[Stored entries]
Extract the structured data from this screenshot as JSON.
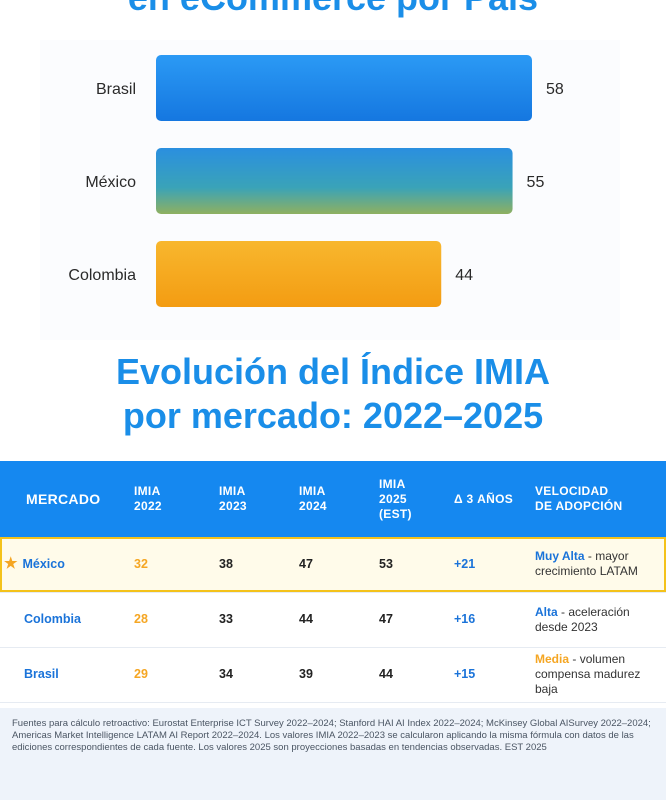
{
  "top_title": "en eCommerce por País",
  "section_title_line1": "Evolución del Índice IMIA",
  "section_title_line2": "por mercado: 2022–2025",
  "colors": {
    "accent": "#1a8ee8",
    "header_bg": "#1588f0",
    "orange": "#f5a623",
    "footnote_bg": "#eef3fa"
  },
  "chart_data": {
    "type": "bar",
    "orientation": "horizontal",
    "title": "en eCommerce por País",
    "categories": [
      "Brasil",
      "México",
      "Colombia"
    ],
    "values": [
      58,
      55,
      44
    ],
    "xlim": [
      0,
      65
    ],
    "colors": [
      "#1f8ff0",
      "#2e9bd8",
      "#f5a623"
    ]
  },
  "table": {
    "headers": {
      "mercado": "MERCADO",
      "imia2022": [
        "IMIA",
        "2022"
      ],
      "imia2023": [
        "IMIA",
        "2023"
      ],
      "imia2024": [
        "IMIA",
        "2024"
      ],
      "imia2025": [
        "IMIA",
        "2025",
        "(EST)"
      ],
      "delta": "Δ 3 AÑOS",
      "velocidad": [
        "VELOCIDAD",
        "DE ADOPCIÓN"
      ]
    },
    "rows": [
      {
        "market": "México",
        "v2022": "32",
        "v2023": "38",
        "v2024": "47",
        "v2025": "53",
        "delta": "+21",
        "speed_label": "Muy Alta",
        "speed_desc": "mayor crecimiento LATAM",
        "highlight": true
      },
      {
        "market": "Colombia",
        "v2022": "28",
        "v2023": "33",
        "v2024": "44",
        "v2025": "47",
        "delta": "+16",
        "speed_label": "Alta",
        "speed_desc": "aceleración desde 2023",
        "highlight": false
      },
      {
        "market": "Brasil",
        "v2022": "29",
        "v2023": "34",
        "v2024": "39",
        "v2025": "44",
        "delta": "+15",
        "speed_label": "Media",
        "speed_desc": "volumen compensa madurez baja",
        "highlight": false
      }
    ]
  },
  "star_icon": "star-icon",
  "footnote": "Fuentes para cálculo retroactivo: Eurostat Enterprise ICT Survey 2022–2024; Stanford HAI AI Index 2022–2024; McKinsey Global AISurvey 2022–2024; Americas Market Intelligence LATAM AI Report 2022–2024. Los valores IMIA 2022–2023 se calcularon aplicando la misma fórmula con datos de las ediciones correspondientes de cada fuente. Los valores 2025 son proyecciones basadas en tendencias observadas. EST 2025"
}
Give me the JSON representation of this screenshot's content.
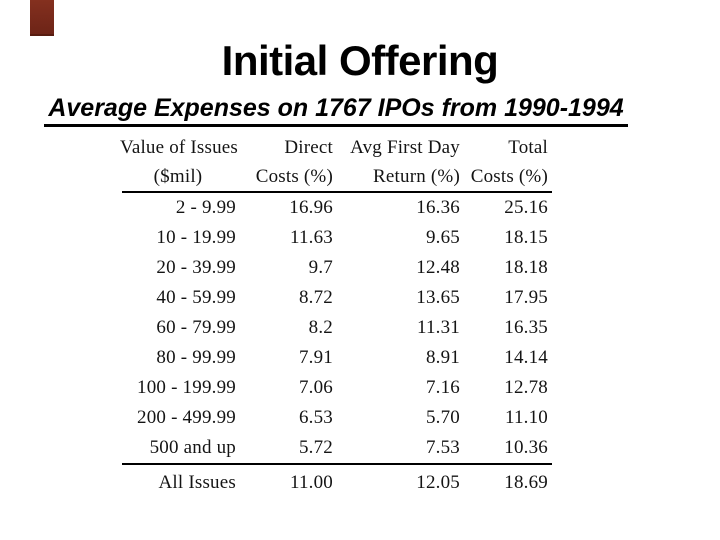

> **Task goal**
Write out every line above exactly as it is, leaving out the pictures.

> **Task response**
Extract the structured data from this screenshot as JSON.
{
  "top_title": "en eCommerce por País",
  "section_title_line1": "Evolución del Índice IMIA",
  "section_title_line2": "por mercado: 2022–2025",
  "colors": {
    "accent": "#1a8ee8",
    "header_bg": "#1588f0",
    "orange": "#f5a623",
    "footnote_bg": "#eef3fa"
  },
  "chart_data": {
    "type": "bar",
    "orientation": "horizontal",
    "title": "en eCommerce por País",
    "categories": [
      "Brasil",
      "México",
      "Colombia"
    ],
    "values": [
      58,
      55,
      44
    ],
    "xlim": [
      0,
      65
    ],
    "colors": [
      "#1f8ff0",
      "#2e9bd8",
      "#f5a623"
    ]
  },
  "table": {
    "headers": {
      "mercado": "MERCADO",
      "imia2022": [
        "IMIA",
        "2022"
      ],
      "imia2023": [
        "IMIA",
        "2023"
      ],
      "imia2024": [
        "IMIA",
        "2024"
      ],
      "imia2025": [
        "IMIA",
        "2025",
        "(EST)"
      ],
      "delta": "Δ 3 AÑOS",
      "velocidad": [
        "VELOCIDAD",
        "DE ADOPCIÓN"
      ]
    },
    "rows": [
      {
        "market": "México",
        "v2022": "32",
        "v2023": "38",
        "v2024": "47",
        "v2025": "53",
        "delta": "+21",
        "speed_label": "Muy Alta",
        "speed_desc": "mayor crecimiento LATAM",
        "highlight": true
      },
      {
        "market": "Colombia",
        "v2022": "28",
        "v2023": "33",
        "v2024": "44",
        "v2025": "47",
        "delta": "+16",
        "speed_label": "Alta",
        "speed_desc": "aceleración desde 2023",
        "highlight": false
      },
      {
        "market": "Brasil",
        "v2022": "29",
        "v2023": "34",
        "v2024": "39",
        "v2025": "44",
        "delta": "+15",
        "speed_label": "Media",
        "speed_desc": "volumen compensa madurez baja",
        "highlight": false
      }
    ]
  },
  "star_icon": "star-icon",
  "footnote": "Fuentes para cálculo retroactivo: Eurostat Enterprise ICT Survey 2022–2024; Stanford HAI AI Index 2022–2024; McKinsey Global AISurvey 2022–2024; Americas Market Intelligence LATAM AI Report 2022–2024. Los valores IMIA 2022–2023 se calcularon aplicando la misma fórmula con datos de las ediciones correspondientes de cada fuente. Los valores 2025 son proyecciones basadas en tendencias observadas. EST 2025"
}
Give me the JSON representation of this screenshot's content.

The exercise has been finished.